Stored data
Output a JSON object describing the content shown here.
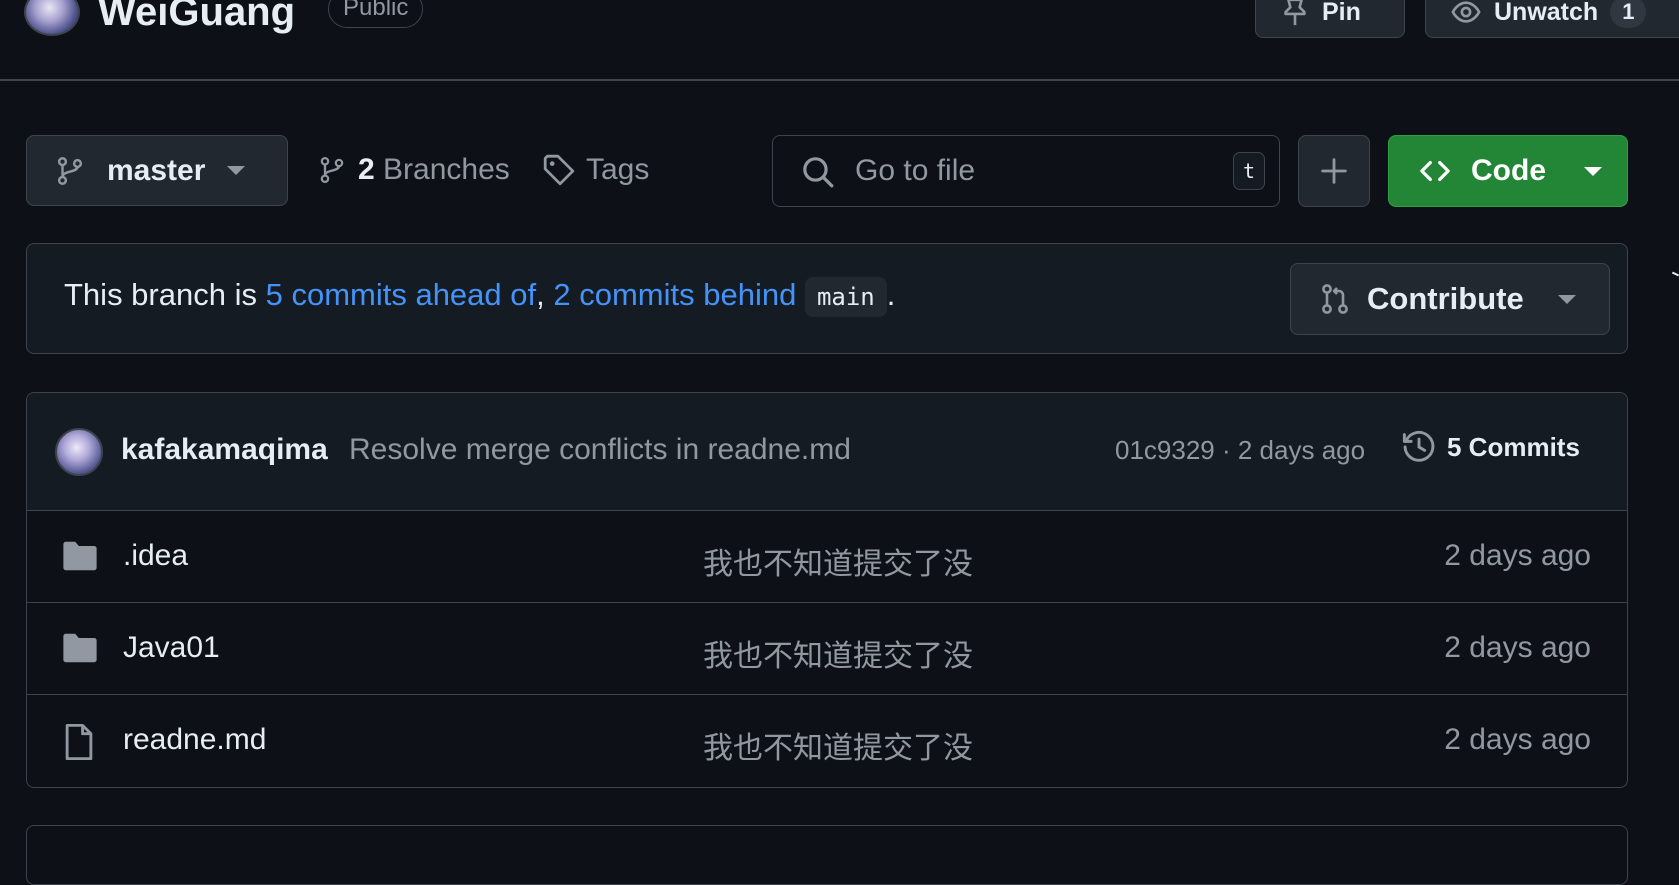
{
  "repo": {
    "name": "WeiGuang",
    "visibility": "Public"
  },
  "header_actions": {
    "pin_label": "Pin",
    "unwatch_label": "Unwatch",
    "watch_count": "1"
  },
  "toolbar": {
    "branch": "master",
    "branches_count": "2",
    "branches_label": "Branches",
    "tags_label": "Tags",
    "search_placeholder": "Go to file",
    "search_shortcut": "t",
    "code_label": "Code"
  },
  "compare": {
    "prefix": "This branch is",
    "ahead": "5 commits ahead of",
    "comma": ",",
    "behind": "2 commits behind",
    "base_branch": "main",
    "suffix": ".",
    "contribute_label": "Contribute"
  },
  "latest_commit": {
    "author": "kafakamaqima",
    "message": "Resolve merge conflicts in readne.md",
    "meta": "01c9329 · 2 days ago",
    "commits_label": "5 Commits"
  },
  "files": [
    {
      "icon": "folder-icon",
      "name": ".idea",
      "message": "我也不知道提交了没",
      "date": "2 days ago"
    },
    {
      "icon": "folder-icon",
      "name": "Java01",
      "message": "我也不知道提交了没",
      "date": "2 days ago"
    },
    {
      "icon": "file-icon",
      "name": "readne.md",
      "message": "我也不知道提交了没",
      "date": "2 days ago"
    }
  ],
  "colors": {
    "background": "#0d1117",
    "border": "#3d444d",
    "accent_green": "#238636",
    "link_blue": "#4493f8",
    "muted_text": "#9198a1"
  }
}
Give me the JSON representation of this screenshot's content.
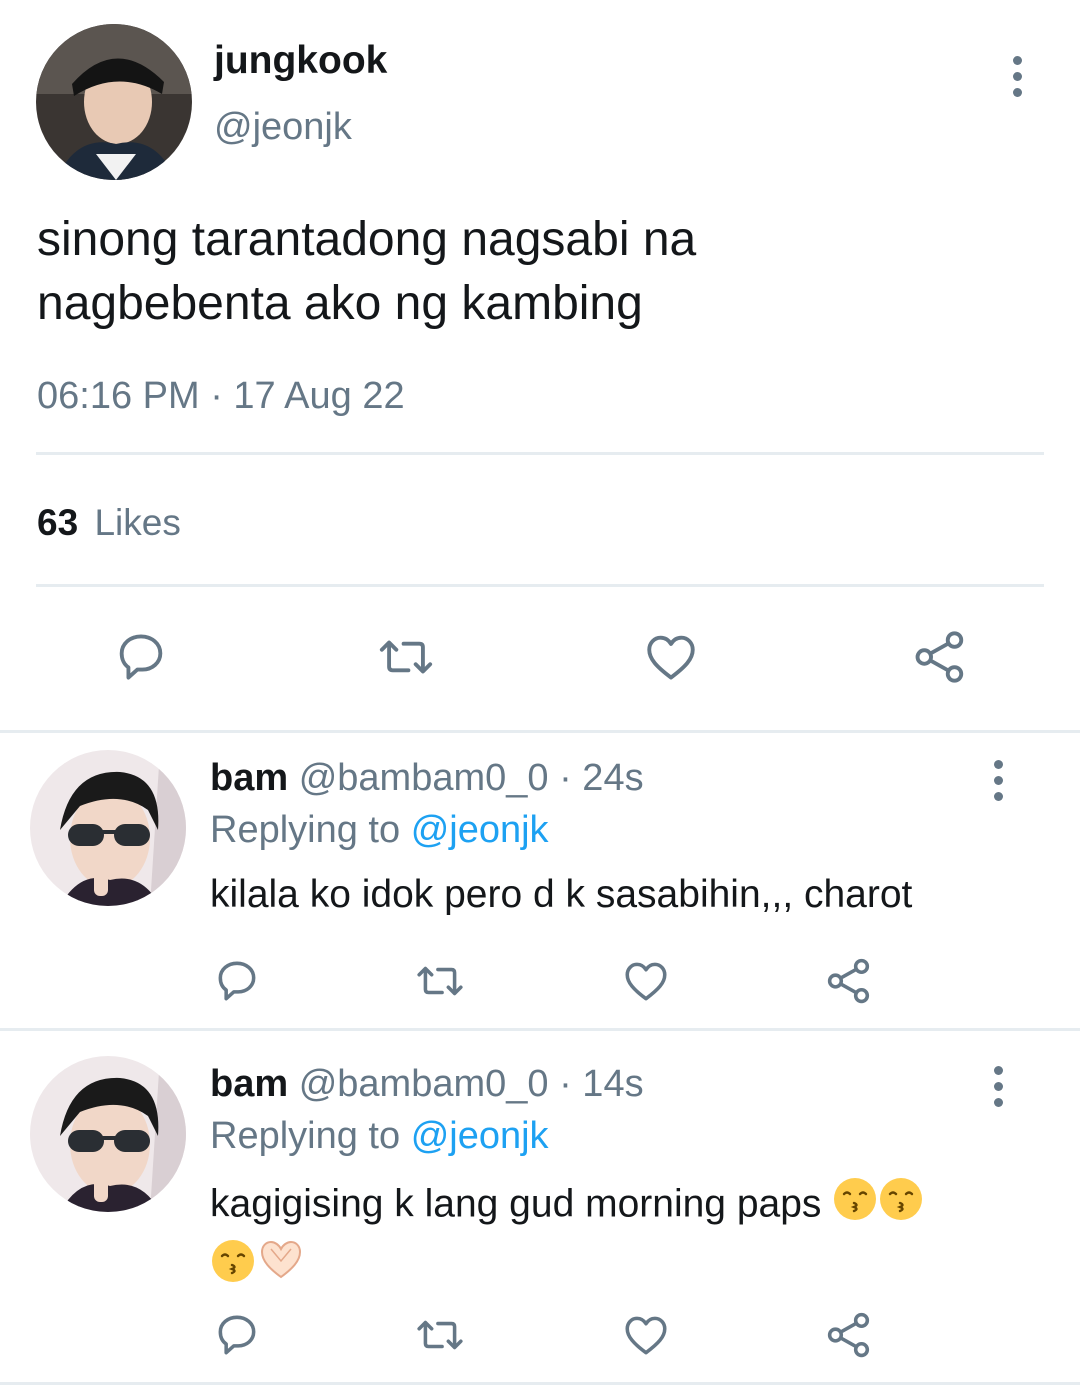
{
  "main_tweet": {
    "display_name": "jungkook",
    "handle": "@jeonjk",
    "text_line1": "sinong tarantadong nagsabi na",
    "text_line2": "nagbebenta ako ng kambing",
    "timestamp": "06:16 PM · 17 Aug 22",
    "likes_count": "63",
    "likes_label": "Likes",
    "actions": [
      "reply-icon",
      "retweet-icon",
      "like-icon",
      "share-icon"
    ]
  },
  "replies": [
    {
      "display_name": "bam",
      "handle": "@bambam0_0",
      "time": "· 24s",
      "replying_prefix": "Replying to",
      "replying_handle": "@jeonjk",
      "text": "kilala ko idok pero d k sasabihin,,, charot"
    },
    {
      "display_name": "bam",
      "handle": "@bambam0_0",
      "time": "· 14s",
      "replying_prefix": "Replying to",
      "replying_handle": "@jeonjk",
      "text": "kagigising k lang gud morning paps",
      "emojis": [
        "kissing-face",
        "kissing-face",
        "kissing-face",
        "heart-hands"
      ]
    }
  ],
  "colors": {
    "text": "#14171a",
    "muted": "#657786",
    "accent": "#1da1f2",
    "divider": "#e6ecf0"
  }
}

* [Requirements]
Every entry above should be duplicated exactly. Do not include the images.

* [Final result]
Output a JSON object describing the content shown here.
{
  "repo": {
    "name": "WeiGuang",
    "visibility": "Public"
  },
  "header_actions": {
    "pin_label": "Pin",
    "unwatch_label": "Unwatch",
    "watch_count": "1"
  },
  "toolbar": {
    "branch": "master",
    "branches_count": "2",
    "branches_label": "Branches",
    "tags_label": "Tags",
    "search_placeholder": "Go to file",
    "search_shortcut": "t",
    "code_label": "Code"
  },
  "compare": {
    "prefix": "This branch is",
    "ahead": "5 commits ahead of",
    "comma": ",",
    "behind": "2 commits behind",
    "base_branch": "main",
    "suffix": ".",
    "contribute_label": "Contribute"
  },
  "latest_commit": {
    "author": "kafakamaqima",
    "message": "Resolve merge conflicts in readne.md",
    "meta": "01c9329 · 2 days ago",
    "commits_label": "5 Commits"
  },
  "files": [
    {
      "icon": "folder-icon",
      "name": ".idea",
      "message": "我也不知道提交了没",
      "date": "2 days ago"
    },
    {
      "icon": "folder-icon",
      "name": "Java01",
      "message": "我也不知道提交了没",
      "date": "2 days ago"
    },
    {
      "icon": "file-icon",
      "name": "readne.md",
      "message": "我也不知道提交了没",
      "date": "2 days ago"
    }
  ],
  "colors": {
    "background": "#0d1117",
    "border": "#3d444d",
    "accent_green": "#238636",
    "link_blue": "#4493f8",
    "muted_text": "#9198a1"
  }
}
Give me the JSON representation of this screenshot's content.
{
  "main_tweet": {
    "display_name": "jungkook",
    "handle": "@jeonjk",
    "text_line1": "sinong tarantadong nagsabi na",
    "text_line2": "nagbebenta ako ng kambing",
    "timestamp": "06:16 PM · 17 Aug 22",
    "likes_count": "63",
    "likes_label": "Likes",
    "actions": [
      "reply-icon",
      "retweet-icon",
      "like-icon",
      "share-icon"
    ]
  },
  "replies": [
    {
      "display_name": "bam",
      "handle": "@bambam0_0",
      "time": "· 24s",
      "replying_prefix": "Replying to",
      "replying_handle": "@jeonjk",
      "text": "kilala ko idok pero d k sasabihin,,, charot"
    },
    {
      "display_name": "bam",
      "handle": "@bambam0_0",
      "time": "· 14s",
      "replying_prefix": "Replying to",
      "replying_handle": "@jeonjk",
      "text": "kagigising k lang gud morning paps",
      "emojis": [
        "kissing-face",
        "kissing-face",
        "kissing-face",
        "heart-hands"
      ]
    }
  ],
  "colors": {
    "text": "#14171a",
    "muted": "#657786",
    "accent": "#1da1f2",
    "divider": "#e6ecf0"
  }
}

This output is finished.